Written exercise: Give every one of the rows below as a Markdown table with the columns "No." and "Line," numbering them in order and skipping blank lines. Omit the pictures from your table.

Lines of data
◆ ◆ ◆ ◆ ◆

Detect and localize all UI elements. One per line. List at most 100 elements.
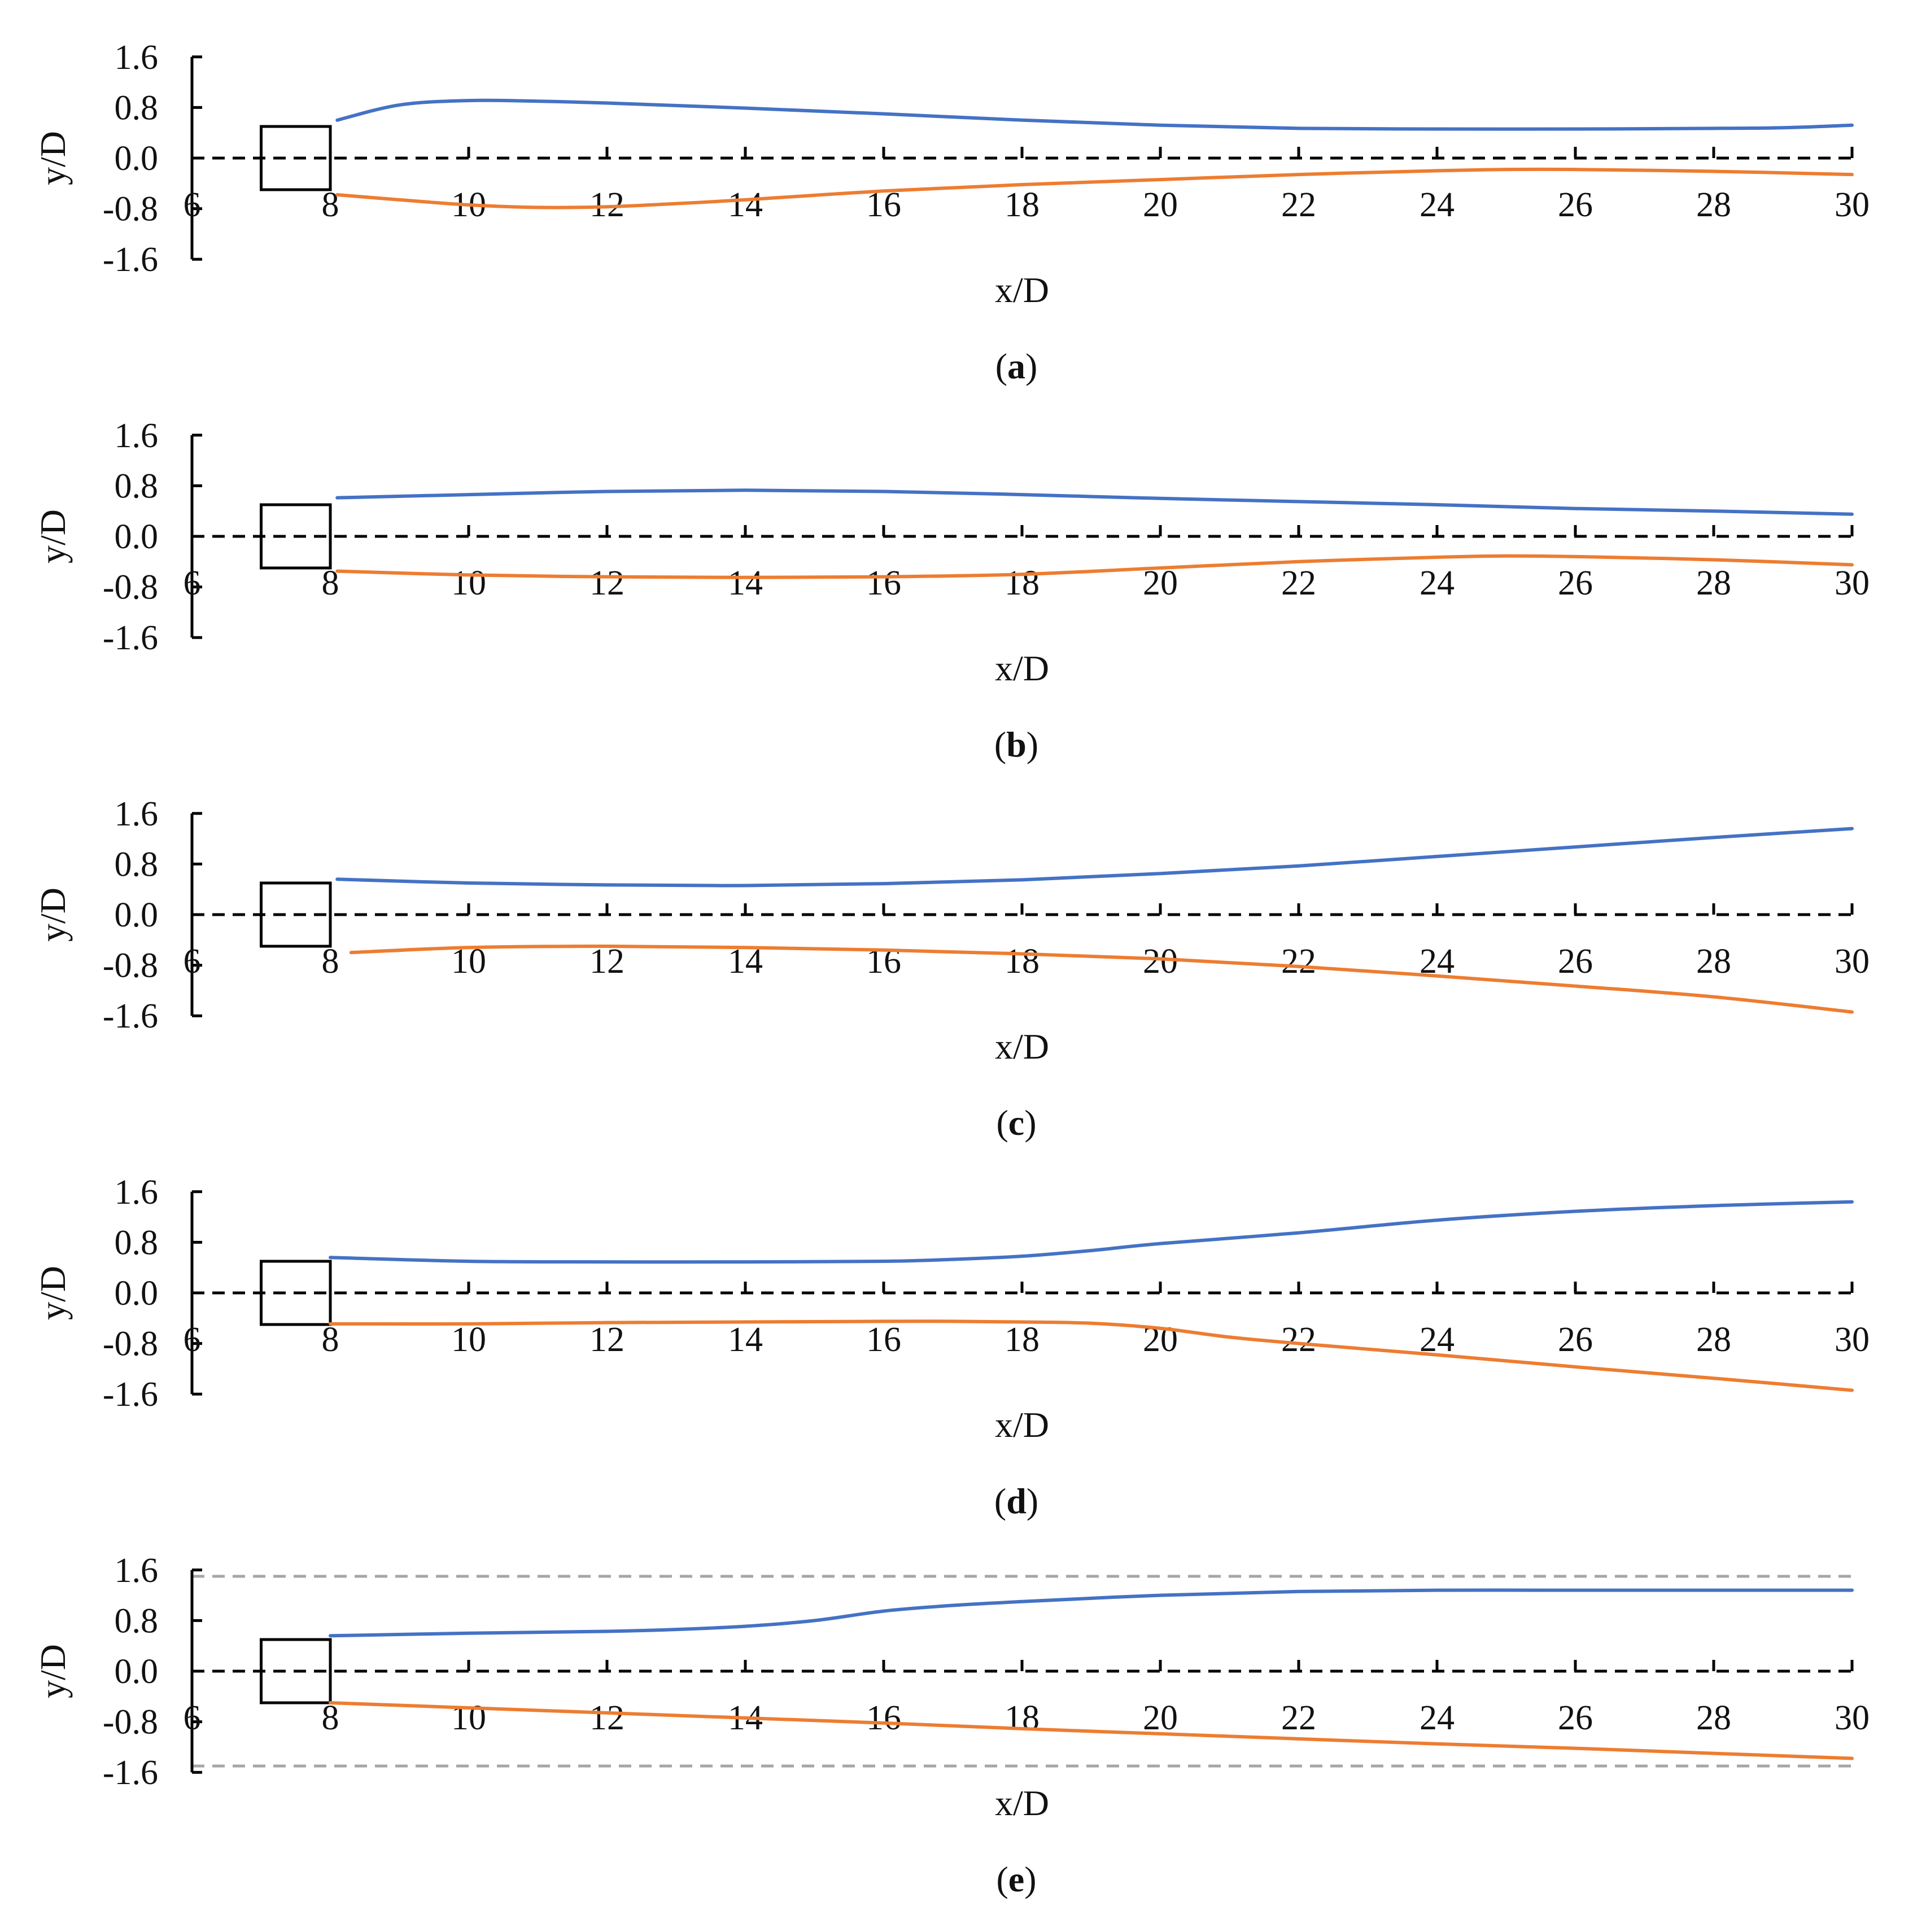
x-tick-label: 18 (1005, 942, 1040, 981)
caption-letter: a (1007, 346, 1025, 386)
x-axis-title: x/D (995, 648, 1049, 688)
panel-d: 1.60.80.0-0.8-1.6y/D6 8 10 12 14 16 18 20 22 24 26… (33, 1173, 1870, 1521)
cylinder-box (260, 125, 332, 191)
y-axis-title: y/D (33, 509, 73, 563)
x-tick-label: 6 (184, 564, 201, 602)
x-tick-label: 30 (1835, 942, 1870, 981)
lower-shear-layer-line (329, 1319, 1854, 1392)
x-tick-label: 18 (1005, 186, 1040, 224)
y-tick-label: -1.6 (103, 1375, 158, 1414)
y-tick-label: 1.6 (115, 38, 159, 77)
x-tick-label: 22 (1281, 1321, 1316, 1359)
cylinder-box (260, 1638, 332, 1704)
x-tick-label: 26 (1558, 942, 1593, 981)
x-tick-label: 10 (451, 564, 486, 602)
x-tick-label: 18 (1005, 1699, 1040, 1737)
x-tick-label: 14 (728, 186, 763, 224)
x-tick-label: 6 (184, 942, 201, 981)
upper-shear-layer-line (329, 1588, 1854, 1638)
y-tick-label: -0.8 (103, 569, 158, 607)
x-tick-label: 18 (1005, 564, 1040, 602)
upper-shear-layer-line (335, 488, 1854, 516)
y-tick-label: 0.0 (115, 1274, 159, 1313)
x-tick-label: 8 (322, 186, 339, 224)
x-tick-label: 6 (184, 1321, 201, 1359)
y-tick-label: -0.8 (103, 190, 158, 229)
x-tick-label: 16 (866, 1321, 901, 1359)
cylinder-box (260, 503, 332, 570)
caption-letter: d (1006, 1481, 1027, 1521)
x-tick-label: 22 (1281, 564, 1316, 602)
y-tick-label: -1.6 (103, 619, 158, 657)
x-tick-label: 12 (589, 942, 624, 981)
y-tick-label: 0.8 (115, 467, 159, 505)
x-axis-title: x/D (995, 1783, 1049, 1823)
y-tick-label: -0.8 (103, 1703, 158, 1742)
caption-close: ) (1024, 1859, 1036, 1899)
caption-open: ( (994, 1481, 1006, 1521)
y-tick-label: 1.6 (115, 1551, 159, 1590)
x-tick-label: 30 (1835, 1321, 1870, 1359)
x-tick-label: 20 (1143, 942, 1178, 981)
y-axis-title: y/D (33, 888, 73, 942)
caption-letter: e (1008, 1859, 1024, 1899)
panel-e: 1.60.80.0-0.8-1.6y/D6 8 10 12 14 16 18 20 22 24 26… (33, 1551, 1870, 1899)
y-tick-label: 0.8 (115, 1223, 159, 1262)
lower-shear-layer-line (329, 1701, 1854, 1760)
x-tick-label: 20 (1143, 564, 1178, 602)
x-tick-label: 12 (589, 564, 624, 602)
y-tick-label: 0.0 (115, 896, 159, 934)
y-tick-label: 0.0 (115, 1653, 159, 1691)
x-tick-label: 30 (1835, 1699, 1870, 1737)
panel-caption: (d) (994, 1481, 1038, 1521)
x-tick-label: 22 (1281, 942, 1316, 981)
caption-open: ( (995, 346, 1007, 386)
y-axis-title: y/D (33, 1266, 73, 1320)
y-axis-title: y/D (33, 131, 73, 185)
x-tick-label: 16 (866, 942, 901, 981)
caption-close: ) (1027, 1481, 1038, 1521)
x-tick-label: 8 (322, 1699, 339, 1737)
x-tick-label: 12 (589, 1699, 624, 1737)
x-tick-label: 30 (1835, 186, 1870, 224)
x-tick-label: 8 (322, 942, 339, 981)
x-tick-label: 6 (184, 186, 201, 224)
panel-caption: (b) (994, 724, 1038, 764)
cylinder-box (260, 1260, 332, 1326)
upper-shear-layer-line (329, 1200, 1854, 1264)
x-tick-label: 12 (589, 1321, 624, 1359)
y-tick-label: 0.0 (115, 518, 159, 556)
caption-close: ) (1025, 346, 1037, 386)
y-tick-label: -1.6 (103, 997, 158, 1035)
x-tick-label: 24 (1420, 186, 1455, 224)
x-tick-label: 26 (1558, 564, 1593, 602)
x-tick-label: 6 (184, 1699, 201, 1737)
panel-b: 1.60.80.0-0.8-1.6y/D6 8 10 12 14 16 18 20 22 24 26… (33, 417, 1870, 764)
x-tick-label: 30 (1835, 564, 1870, 602)
cylinder-box (260, 881, 332, 948)
y-tick-label: 1.6 (115, 417, 159, 455)
panel-c: 1.60.80.0-0.8-1.6y/D6 8 10 12 14 16 18 20 22 24 26… (33, 795, 1870, 1143)
x-tick-label: 28 (1696, 564, 1731, 602)
x-tick-label: 26 (1558, 1699, 1593, 1737)
x-tick-label: 26 (1558, 186, 1593, 224)
caption-close: ) (1027, 724, 1038, 764)
y-tick-label: -1.6 (103, 241, 158, 279)
y-tick-label: 1.6 (115, 795, 159, 833)
y-tick-label: -0.8 (103, 1325, 158, 1363)
caption-letter: b (1006, 724, 1027, 764)
x-tick-label: 18 (1005, 1321, 1040, 1359)
x-tick-label: 14 (728, 1321, 763, 1359)
x-tick-label: 26 (1558, 1321, 1593, 1359)
y-tick-label: 1.6 (115, 1173, 159, 1212)
y-tick-label: -0.8 (103, 947, 158, 985)
caption-close: ) (1024, 1103, 1036, 1143)
x-tick-label: 10 (451, 1699, 486, 1737)
x-tick-label: 28 (1696, 942, 1731, 981)
caption-open: ( (996, 1859, 1008, 1899)
panel-a: 1.60.80.0-0.8-1.6y/D6 8 10 12 14 16 18 20 22 24 26… (33, 38, 1870, 386)
panel-caption: (e) (996, 1859, 1036, 1899)
x-tick-label: 14 (728, 564, 763, 602)
lower-shear-layer-line (335, 554, 1854, 579)
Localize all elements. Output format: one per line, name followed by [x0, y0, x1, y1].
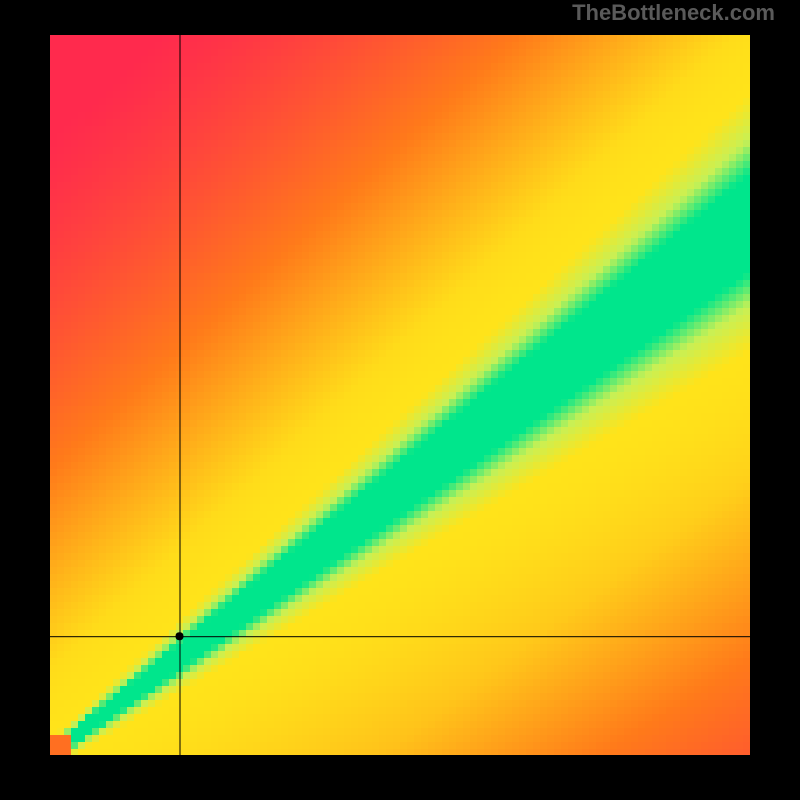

◆ ◆ ◆ ◆ ◆

Response to this task:
| No. | Line |
|---|---|
| 1 | Detect and localize all UI elements. One per line. List at most 100 elements. |
| 2 | x-tick-label: 18 (1005, 942, 1040, 981) |
| 3 | caption-letter: a (1007, 346, 1025, 386) |
| 4 | x-axis-title: x/D (995, 648, 1049, 688) |
| 5 | panel-d: 1.60.80.0-0.8-1.6y/D6 8 10 12 14 16 18 20 22 24 26… (33, 1173, 1870, 1521) |
| 6 | cylinder-box (260, 125, 332, 191) |
| 7 | y-axis-title: y/D (33, 509, 73, 563) |
| 8 | x-tick-label: 6 (184, 564, 201, 602) |
| 9 | x-tick-label: 30 (1835, 942, 1870, 981) |
| 10 | lower-shear-layer-line (329, 1319, 1854, 1392) |
| 11 | x-tick-label: 18 (1005, 186, 1040, 224) |
| 12 | y-tick-label: -1.6 (103, 1375, 158, 1414) |
| 13 | y-tick-label: 1.6 (115, 38, 159, 77) |
| 14 | x-tick-label: 22 (1281, 1321, 1316, 1359) |
| 15 | cylinder-box (260, 1638, 332, 1704) |
| 16 | x-tick-label: 26 (1558, 942, 1593, 981) |
| 17 | x-tick-label: 10 (451, 564, 486, 602) |
| 18 | x-tick-label: 18 (1005, 1699, 1040, 1737) |
| 19 | x-tick-label: 14 (728, 186, 763, 224) |
| 20 | x-tick-label: 6 (184, 942, 201, 981) |
| 21 | upper-shear-layer-line (329, 1588, 1854, 1638) |
| 22 | y-tick-label: -0.8 (103, 569, 158, 607) |
| 23 | x-tick-label: 18 (1005, 564, 1040, 602) |
| 24 | upper-shear-layer-line (335, 488, 1854, 516) |
| 25 | y-tick-label: 0.0 (115, 1274, 159, 1313) |
| 26 | x-tick-label: 8 (322, 186, 339, 224) |
| 27 | x-tick-label: 6 (184, 1321, 201, 1359) |
| 28 | y-tick-label: -0.8 (103, 190, 158, 229) |
| 29 | x-tick-label: 16 (866, 1321, 901, 1359) |
| 30 | cylinder-box (260, 503, 332, 570) |
| 31 | caption-letter: d (1006, 1481, 1027, 1521) |
| 32 | x-tick-label: 22 (1281, 564, 1316, 602) |
| 33 | y-tick-label: -1.6 (103, 619, 158, 657) |
| 34 | x-tick-label: 12 (589, 942, 624, 981) |
| 35 | y-tick-label: 0.8 (115, 467, 159, 505) |
| 36 | x-axis-title: x/D (995, 1783, 1049, 1823) |
| 37 | y-tick-label: -0.8 (103, 1703, 158, 1742) |
| 38 | caption-close: ) (1024, 1859, 1036, 1899) |
| 39 | caption-open: ( (994, 1481, 1006, 1521) |
| 40 | y-tick-label: 1.6 (115, 1551, 159, 1590) |
| 41 | x-tick-label: 30 (1835, 1321, 1870, 1359) |
| 42 | x-tick-label: 20 (1143, 942, 1178, 981) |
| 43 | y-axis-title: y/D (33, 888, 73, 942) |
| 44 | caption-letter: e (1008, 1859, 1024, 1899) |
| 45 | panel-e: 1.60.80.0-0.8-1.6y/D6 8 10 12 14 16 18 20 22 24 26… (33, 1551, 1870, 1899) |
| 46 | y-tick-label: 0.8 (115, 1223, 159, 1262) |
| 47 | lower-shear-layer-line (329, 1701, 1854, 1760) |
| 48 | x-tick-label: 20 (1143, 564, 1178, 602) |
| 49 | x-tick-label: 12 (589, 564, 624, 602) |
| 50 | y-tick-label: 0.0 (115, 896, 159, 934) |
| 51 | y-tick-label: 0.0 (115, 1653, 159, 1691) |
| 52 | x-tick-label: 30 (1835, 1699, 1870, 1737) |
| 53 | panel-caption: (d) (994, 1481, 1038, 1521) |
| 54 | x-tick-label: 22 (1281, 942, 1316, 981) |
| 55 | caption-open: ( (995, 346, 1007, 386) |
| 56 | y-axis-title: y/D (33, 1266, 73, 1320) |
| 57 | y-axis-title: y/D (33, 131, 73, 185) |
| 58 | x-tick-label: 16 (866, 942, 901, 981) |
| 59 | caption-close: ) (1027, 1481, 1038, 1521) |
| 60 | x-tick-label: 8 (322, 1699, 339, 1737) |
| 61 | x-tick-label: 12 (589, 1699, 624, 1737) |
| 62 | x-tick-label: 30 (1835, 186, 1870, 224) |
| 63 | x-tick-label: 8 (322, 942, 339, 981) |
| 64 | x-tick-label: 6 (184, 186, 201, 224) |
| 65 | panel-caption: (b) (994, 724, 1038, 764) |
| 66 | cylinder-box (260, 1260, 332, 1326) |
| 67 | upper-shear-layer-line (329, 1200, 1854, 1264) |
| 68 | x-tick-label: 12 (589, 1321, 624, 1359) |
| 69 | y-tick-label: 0.0 (115, 518, 159, 556) |
| 70 | caption-close: ) (1025, 346, 1037, 386) |
| 71 | y-tick-label: -1.6 (103, 997, 158, 1035) |
| 72 | x-tick-label: 24 (1420, 186, 1455, 224) |
| 73 | x-tick-label: 26 (1558, 564, 1593, 602) |
| 74 | x-tick-label: 6 (184, 1699, 201, 1737) |
| 75 | panel-b: 1.60.80.0-0.8-1.6y/D6 8 10 12 14 16 18 20 22 24 26… (33, 417, 1870, 764) |
| 76 | x-tick-label: 30 (1835, 564, 1870, 602) |
| 77 | cylinder-box (260, 881, 332, 948) |
| 78 | y-tick-label: 1.6 (115, 417, 159, 455) |
| 79 | panel-c: 1.60.80.0-0.8-1.6y/D6 8 10 12 14 16 18 20 22 24 26… (33, 795, 1870, 1143) |
| 80 | x-tick-label: 28 (1696, 564, 1731, 602) |
| 81 | x-tick-label: 26 (1558, 1699, 1593, 1737) |
| 82 | x-tick-label: 26 (1558, 186, 1593, 224) |
| 83 | caption-close: ) (1027, 724, 1038, 764) |
| 84 | y-tick-label: -1.6 (103, 241, 158, 279) |
| 85 | y-tick-label: 1.6 (115, 795, 159, 833) |
| 86 | y-tick-label: -0.8 (103, 1325, 158, 1363) |
| 87 | caption-letter: b (1006, 724, 1027, 764) |
| 88 | x-tick-label: 18 (1005, 1321, 1040, 1359) |
| 89 | x-tick-label: 14 (728, 1321, 763, 1359) |
| 90 | x-tick-label: 26 (1558, 1321, 1593, 1359) |
| 91 | y-tick-label: 1.6 (115, 1173, 159, 1212) |
| 92 | y-tick-label: -0.8 (103, 947, 158, 985) |
| 93 | caption-close: ) (1024, 1103, 1036, 1143) |
| 94 | x-tick-label: 10 (451, 1699, 486, 1737) |
| 95 | x-tick-label: 28 (1696, 942, 1731, 981) |
| 96 | caption-open: ( (996, 1859, 1008, 1899) |
| 97 | panel-a: 1.60.80.0-0.8-1.6y/D6 8 10 12 14 16 18 20 22 24 26… (33, 38, 1870, 386) |
| 98 | panel-caption: (e) (996, 1859, 1036, 1899) |
| 99 | x-tick-label: 14 (728, 564, 763, 602) |
| 100 | lower-shear-layer-line (335, 554, 1854, 579) |
| 101 | Localize all elements. Output format: one per line, name followed by [x0, y0, x1, y1]. |